■ **PROBLEM TO WORK ON**:
Scan the listing and work out how many lines contain the word "啄木鸟真的是益鸟". Nothing but the number should be given.
_ _ _ _ _ _ _
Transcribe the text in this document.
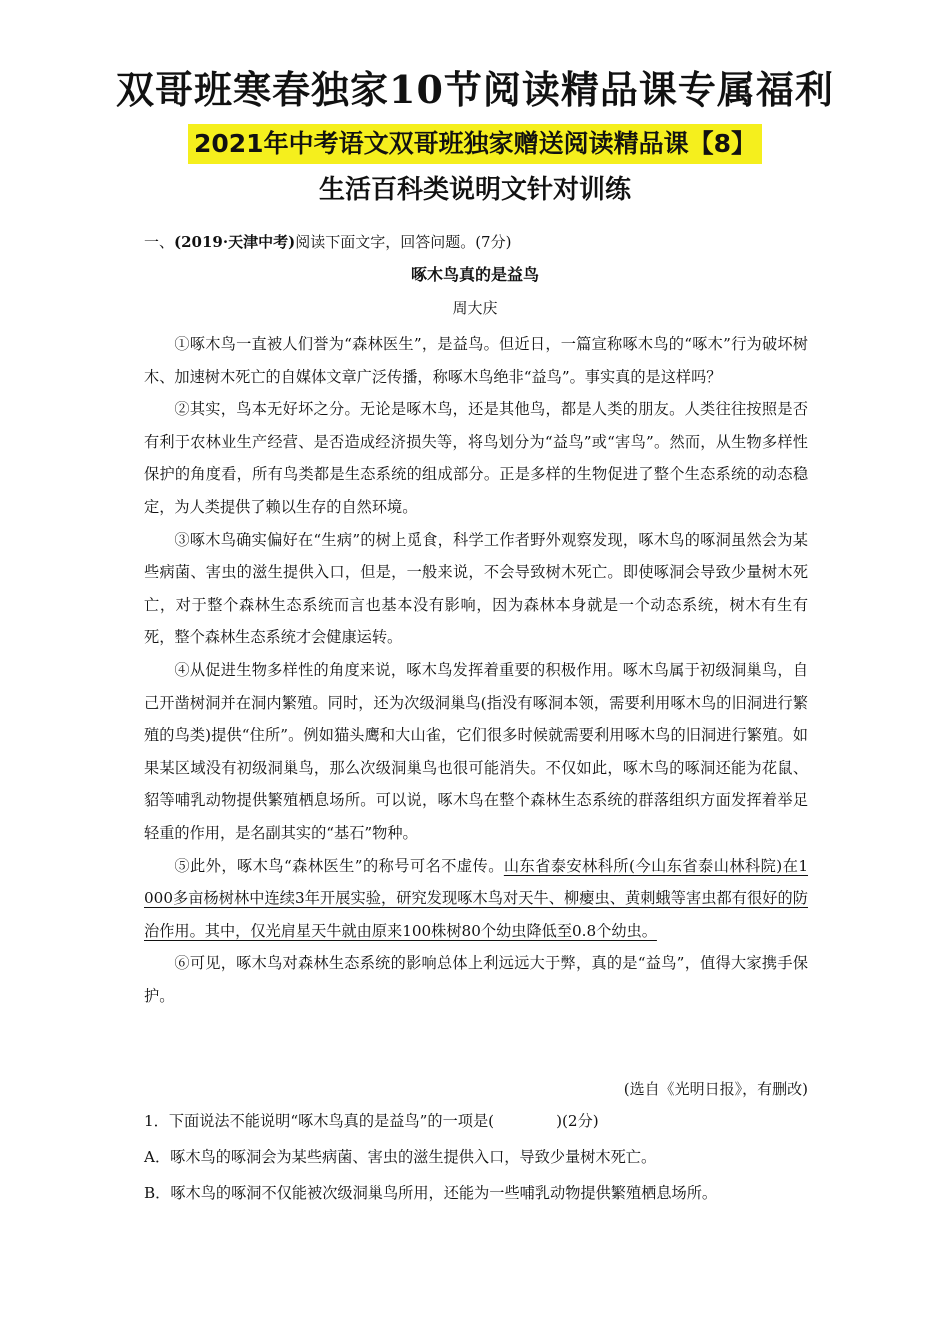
双哥班寒春独家10节阅读精品课专属福利
2021年中考语文双哥班独家赠送阅读精品课【8】
生活百科类说明文针对训练
一、(2019·天津中考)阅读下面文字，回答问题。(7分)
啄木鸟真的是益鸟
周大庆

①啄木鸟一直被人们誉为“森林医生”，是益鸟。但近日，一篇宣称啄木鸟的“啄木”行为破坏树木、加速树木死亡的自媒体文章广泛传播，称啄木鸟绝非“益鸟”。事实真的是这样吗？

②其实，鸟本无好坏之分。无论是啄木鸟，还是其他鸟，都是人类的朋友。人类往往按照是否有利于农林业生产经营、是否造成经济损失等，将鸟划分为“益鸟”或“害鸟”。然而，从生物多样性保护的角度看，所有鸟类都是生态系统的组成部分。正是多样的生物促进了整个生态系统的动态稳定，为人类提供了赖以生存的自然环境。

③啄木鸟确实偏好在“生病”的树上觅食，科学工作者野外观察发现，啄木鸟的啄洞虽然会为某些病菌、害虫的滋生提供入口，但是，一般来说，不会导致树木死亡。即使啄洞会导致少量树木死亡，对于整个森林生态系统而言也基本没有影响，因为森林本身就是一个动态系统，树木有生有死，整个森林生态系统才会健康运转。

④从促进生物多样性的角度来说，啄木鸟发挥着重要的积极作用。啄木鸟属于初级洞巢鸟，自己开凿树洞并在洞内繁殖。同时，还为次级洞巢鸟(指没有啄洞本领，需要利用啄木鸟的旧洞进行繁殖的鸟类)提供“住所”。例如猫头鹰和大山雀，它们很多时候就需要利用啄木鸟的旧洞进行繁殖。如果某区域没有初级洞巢鸟，那么次级洞巢鸟也很可能消失。不仅如此，啄木鸟的啄洞还能为花鼠、貂等哺乳动物提供繁殖栖息场所。可以说，啄木鸟在整个森林生态系统的群落组织方面发挥着举足轻重的作用，是名副其实的“基石”物种。

⑤此外，啄木鸟“森林医生”的称号可名不虚传。山东省泰安林科所(今山东省泰山林科院)在1 000多亩杨树林中连续3年开展实验，研究发现啄木鸟对天牛、柳瘿虫、黄刺蛾等害虫都有很好的防治作用。其中，仅光肩星天牛就由原来100株树80个幼虫降低至0.8个幼虫。

⑥可见，啄木鸟对森林生态系统的影响总体上利远远大于弊，真的是“益鸟”，值得大家携手保护。

(选自《光明日报》，有删改)
1．下面说法不能说明“啄木鸟真的是益鸟”的一项是(	)(2分)
A．啄木鸟的啄洞会为某些病菌、害虫的滋生提供入口，导致少量树木死亡。
B．啄木鸟的啄洞不仅能被次级洞巢鸟所用，还能为一些哺乳动物提供繁殖栖息场所。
_ _ _ _ _ _ _
■ **WRITTEN SOLUTION**:
2